[Rows from a layout dataset]
──────────────────────────────

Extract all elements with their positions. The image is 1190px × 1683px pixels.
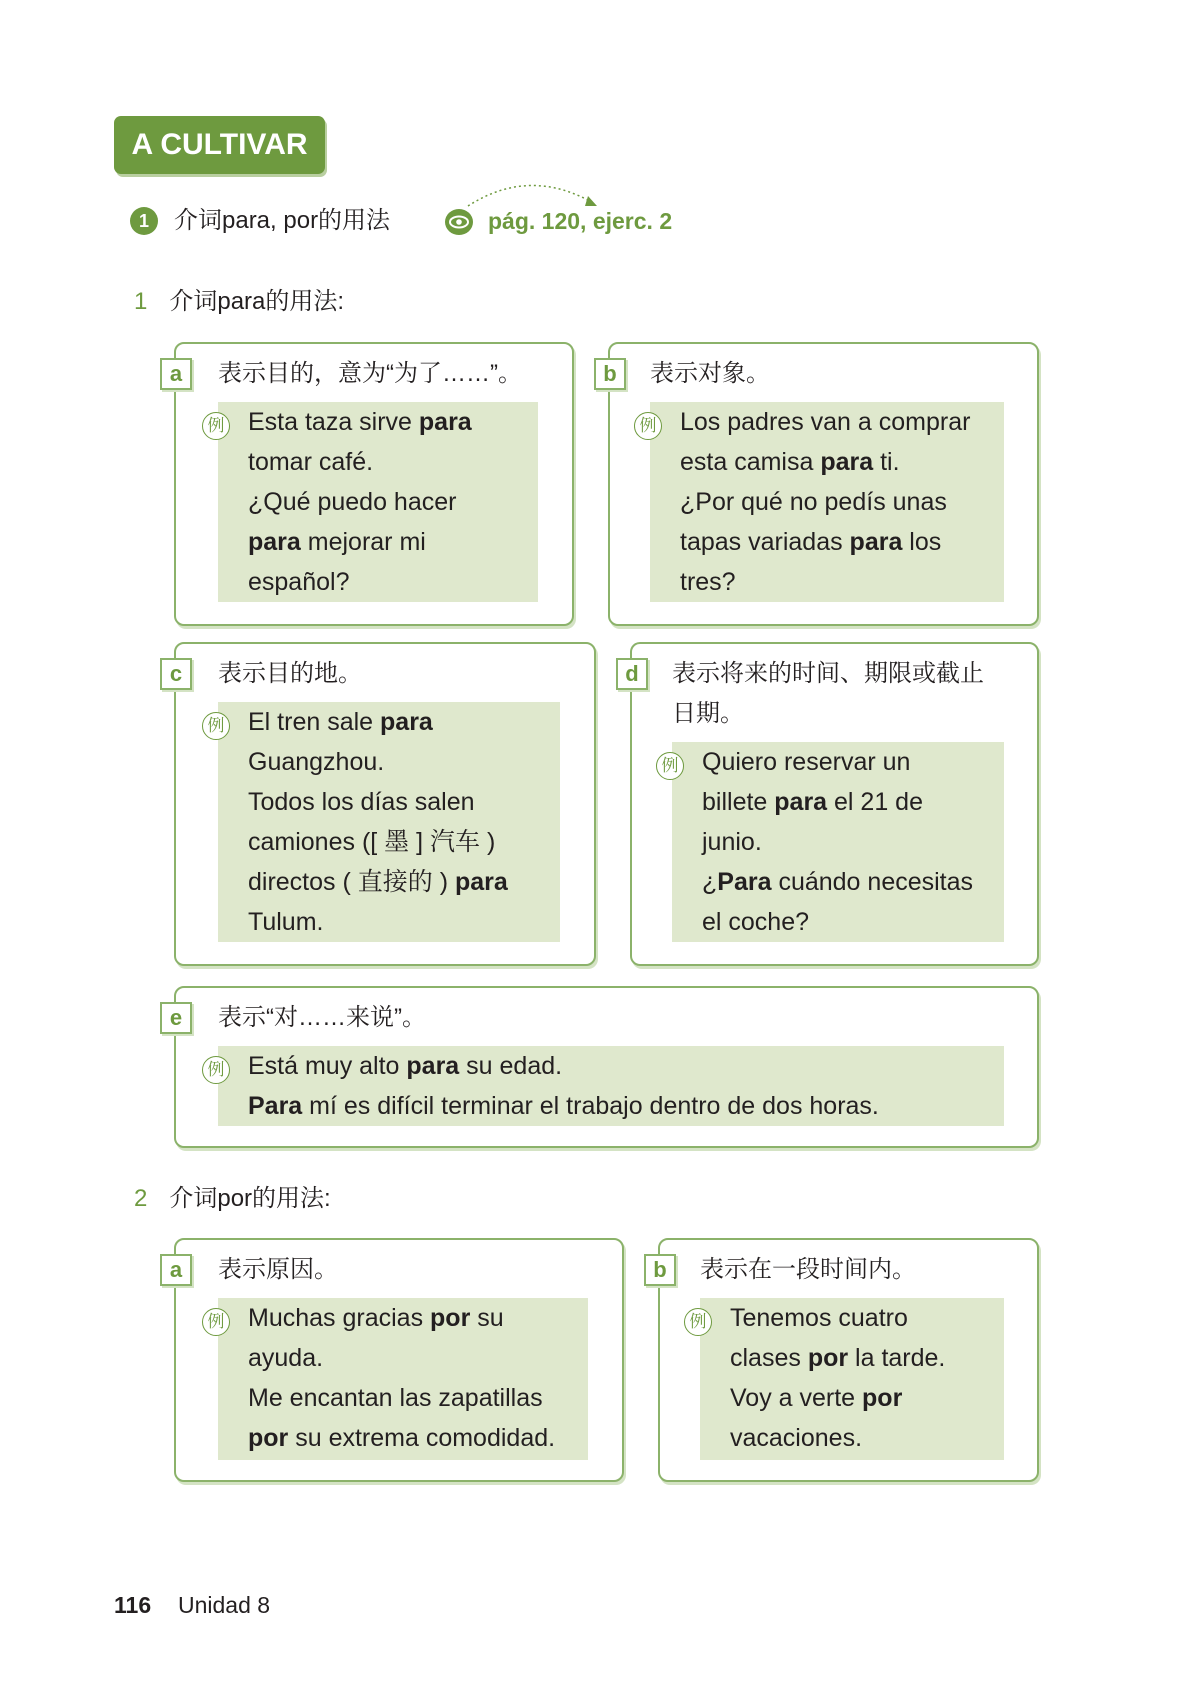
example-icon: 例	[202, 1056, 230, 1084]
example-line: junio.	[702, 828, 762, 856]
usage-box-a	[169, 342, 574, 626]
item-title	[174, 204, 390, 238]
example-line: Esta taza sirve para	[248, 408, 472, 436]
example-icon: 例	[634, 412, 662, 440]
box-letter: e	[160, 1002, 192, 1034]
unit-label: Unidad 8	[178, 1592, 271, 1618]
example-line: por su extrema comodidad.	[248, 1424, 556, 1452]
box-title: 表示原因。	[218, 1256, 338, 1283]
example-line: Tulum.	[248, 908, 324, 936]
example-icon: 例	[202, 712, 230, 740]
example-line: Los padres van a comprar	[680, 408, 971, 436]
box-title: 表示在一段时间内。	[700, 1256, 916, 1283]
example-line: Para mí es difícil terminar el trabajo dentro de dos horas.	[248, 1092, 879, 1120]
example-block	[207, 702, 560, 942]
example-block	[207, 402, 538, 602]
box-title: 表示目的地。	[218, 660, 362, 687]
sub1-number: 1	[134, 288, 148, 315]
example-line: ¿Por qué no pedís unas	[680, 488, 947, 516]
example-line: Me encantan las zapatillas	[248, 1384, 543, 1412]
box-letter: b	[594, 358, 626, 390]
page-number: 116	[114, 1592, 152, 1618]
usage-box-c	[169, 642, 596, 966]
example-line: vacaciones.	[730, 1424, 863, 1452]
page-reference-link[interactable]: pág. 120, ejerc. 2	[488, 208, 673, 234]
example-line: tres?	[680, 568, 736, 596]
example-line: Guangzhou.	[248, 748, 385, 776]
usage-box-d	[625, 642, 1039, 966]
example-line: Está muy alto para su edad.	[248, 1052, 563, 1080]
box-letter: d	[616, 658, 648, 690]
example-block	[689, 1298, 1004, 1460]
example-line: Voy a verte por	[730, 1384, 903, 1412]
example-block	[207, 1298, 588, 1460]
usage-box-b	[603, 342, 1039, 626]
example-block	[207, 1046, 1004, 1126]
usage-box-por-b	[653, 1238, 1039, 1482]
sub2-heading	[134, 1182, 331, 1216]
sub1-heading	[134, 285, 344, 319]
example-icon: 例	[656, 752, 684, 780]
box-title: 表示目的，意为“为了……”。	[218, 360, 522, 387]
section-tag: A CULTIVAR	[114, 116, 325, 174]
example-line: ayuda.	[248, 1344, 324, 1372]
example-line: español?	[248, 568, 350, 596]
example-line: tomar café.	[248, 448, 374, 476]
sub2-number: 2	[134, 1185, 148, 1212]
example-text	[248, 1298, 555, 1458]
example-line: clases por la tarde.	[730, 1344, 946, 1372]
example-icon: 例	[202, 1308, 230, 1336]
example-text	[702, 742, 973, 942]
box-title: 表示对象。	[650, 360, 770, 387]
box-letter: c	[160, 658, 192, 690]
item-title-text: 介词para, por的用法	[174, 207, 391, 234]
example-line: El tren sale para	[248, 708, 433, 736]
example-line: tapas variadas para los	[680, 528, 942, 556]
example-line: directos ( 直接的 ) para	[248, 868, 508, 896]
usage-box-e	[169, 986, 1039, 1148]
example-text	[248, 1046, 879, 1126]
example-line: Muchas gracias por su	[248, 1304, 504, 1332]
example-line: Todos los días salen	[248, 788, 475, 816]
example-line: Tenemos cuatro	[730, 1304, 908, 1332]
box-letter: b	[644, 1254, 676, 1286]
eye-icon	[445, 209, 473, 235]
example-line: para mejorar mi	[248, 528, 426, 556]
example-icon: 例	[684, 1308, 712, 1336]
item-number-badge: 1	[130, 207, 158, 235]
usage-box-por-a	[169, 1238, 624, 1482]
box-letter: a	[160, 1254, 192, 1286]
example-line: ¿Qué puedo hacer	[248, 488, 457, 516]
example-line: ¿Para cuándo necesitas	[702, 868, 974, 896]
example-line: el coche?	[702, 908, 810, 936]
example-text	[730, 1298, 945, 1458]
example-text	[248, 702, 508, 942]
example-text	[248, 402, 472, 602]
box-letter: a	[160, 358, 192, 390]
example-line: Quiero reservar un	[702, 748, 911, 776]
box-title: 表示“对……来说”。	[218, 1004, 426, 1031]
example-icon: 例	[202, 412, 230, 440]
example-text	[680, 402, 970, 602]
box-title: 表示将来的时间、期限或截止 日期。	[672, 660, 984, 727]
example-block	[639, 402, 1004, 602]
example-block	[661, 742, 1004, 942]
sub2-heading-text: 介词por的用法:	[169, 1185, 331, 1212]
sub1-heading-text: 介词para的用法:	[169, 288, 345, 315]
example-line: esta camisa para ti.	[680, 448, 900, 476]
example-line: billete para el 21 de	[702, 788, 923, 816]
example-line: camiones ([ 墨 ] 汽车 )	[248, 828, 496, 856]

──────────────────────────────

Rewrite the lines above with every "box-title" changed to "box-heading" and everything else kept as is, leaving out the pictures.

Extract all elements with their positions. The image is 1190px × 1683px pixels.
example-icon: 例	[202, 1056, 230, 1084]
example-line: junio.	[702, 828, 762, 856]
usage-box-a	[169, 342, 574, 626]
item-title	[174, 204, 390, 238]
example-line: Esta taza sirve para	[248, 408, 472, 436]
example-icon: 例	[634, 412, 662, 440]
box-letter: e	[160, 1002, 192, 1034]
unit-label: Unidad 8	[178, 1592, 271, 1618]
example-line: por su extrema comodidad.	[248, 1424, 556, 1452]
box-heading: 表示原因。	[218, 1256, 338, 1283]
example-line: Tulum.	[248, 908, 324, 936]
example-icon: 例	[202, 712, 230, 740]
example-line: Los padres van a comprar	[680, 408, 971, 436]
box-heading: 表示在一段时间内。	[700, 1256, 916, 1283]
example-line: Para mí es difícil terminar el trabajo dentro de dos horas.	[248, 1092, 879, 1120]
example-block	[207, 702, 560, 942]
example-block	[207, 402, 538, 602]
box-heading: 表示目的地。	[218, 660, 362, 687]
sub1-number: 1	[134, 288, 148, 315]
example-line: ¿Por qué no pedís unas	[680, 488, 947, 516]
example-line: Me encantan las zapatillas	[248, 1384, 543, 1412]
box-letter: b	[594, 358, 626, 390]
page-number: 116	[114, 1592, 152, 1618]
usage-box-c	[169, 642, 596, 966]
example-line: vacaciones.	[730, 1424, 863, 1452]
page-reference-link[interactable]: pág. 120, ejerc. 2	[488, 208, 673, 234]
example-line: tres?	[680, 568, 736, 596]
example-line: Guangzhou.	[248, 748, 385, 776]
usage-box-d	[625, 642, 1039, 966]
example-line: Está muy alto para su edad.	[248, 1052, 563, 1080]
box-letter: d	[616, 658, 648, 690]
example-block	[689, 1298, 1004, 1460]
example-line: Voy a verte por	[730, 1384, 903, 1412]
example-block	[207, 1298, 588, 1460]
usage-box-b	[603, 342, 1039, 626]
example-block	[207, 1046, 1004, 1126]
usage-box-por-b	[653, 1238, 1039, 1482]
sub2-heading	[134, 1182, 331, 1216]
sub1-heading	[134, 285, 344, 319]
example-icon: 例	[656, 752, 684, 780]
box-heading: 表示目的，意为“为了……”。	[218, 360, 522, 387]
section-tag: A CULTIVAR	[114, 116, 325, 174]
example-line: ayuda.	[248, 1344, 324, 1372]
example-line: español?	[248, 568, 350, 596]
example-line: tomar café.	[248, 448, 374, 476]
sub2-number: 2	[134, 1185, 148, 1212]
example-text	[248, 1298, 555, 1458]
example-line: clases por la tarde.	[730, 1344, 946, 1372]
example-icon: 例	[202, 1308, 230, 1336]
example-text	[702, 742, 973, 942]
box-heading: 表示对象。	[650, 360, 770, 387]
box-letter: c	[160, 658, 192, 690]
item-title-text: 介词para, por的用法	[174, 207, 391, 234]
example-line: El tren sale para	[248, 708, 433, 736]
example-line: tapas variadas para los	[680, 528, 942, 556]
example-line: directos ( 直接的 ) para	[248, 868, 508, 896]
usage-box-e	[169, 986, 1039, 1148]
example-text	[248, 1046, 879, 1126]
example-line: Muchas gracias por su	[248, 1304, 504, 1332]
example-line: Todos los días salen	[248, 788, 475, 816]
example-line: Tenemos cuatro	[730, 1304, 908, 1332]
box-letter: b	[644, 1254, 676, 1286]
eye-icon	[445, 209, 473, 235]
example-line: para mejorar mi	[248, 528, 426, 556]
example-icon: 例	[684, 1308, 712, 1336]
item-number-badge: 1	[130, 207, 158, 235]
usage-box-por-a	[169, 1238, 624, 1482]
box-letter: a	[160, 1254, 192, 1286]
example-line: ¿Qué puedo hacer	[248, 488, 457, 516]
example-line: ¿Para cuándo necesitas	[702, 868, 974, 896]
example-line: el coche?	[702, 908, 810, 936]
example-text	[730, 1298, 945, 1458]
example-text	[248, 702, 508, 942]
example-text	[248, 402, 472, 602]
box-letter: a	[160, 358, 192, 390]
example-line: Quiero reservar un	[702, 748, 911, 776]
box-heading: 表示“对……来说”。	[218, 1004, 426, 1031]
example-icon: 例	[202, 412, 230, 440]
example-text	[680, 402, 970, 602]
box-heading: 表示将来的时间、期限或截止 日期。	[672, 660, 984, 727]
example-block	[639, 402, 1004, 602]
example-block	[661, 742, 1004, 942]
sub2-heading-text: 介词por的用法:	[169, 1185, 331, 1212]
sub1-heading-text: 介词para的用法:	[169, 288, 345, 315]
example-line: esta camisa para ti.	[680, 448, 900, 476]
example-line: billete para el 21 de	[702, 788, 923, 816]
example-line: camiones ([ 墨 ] 汽车 )	[248, 828, 496, 856]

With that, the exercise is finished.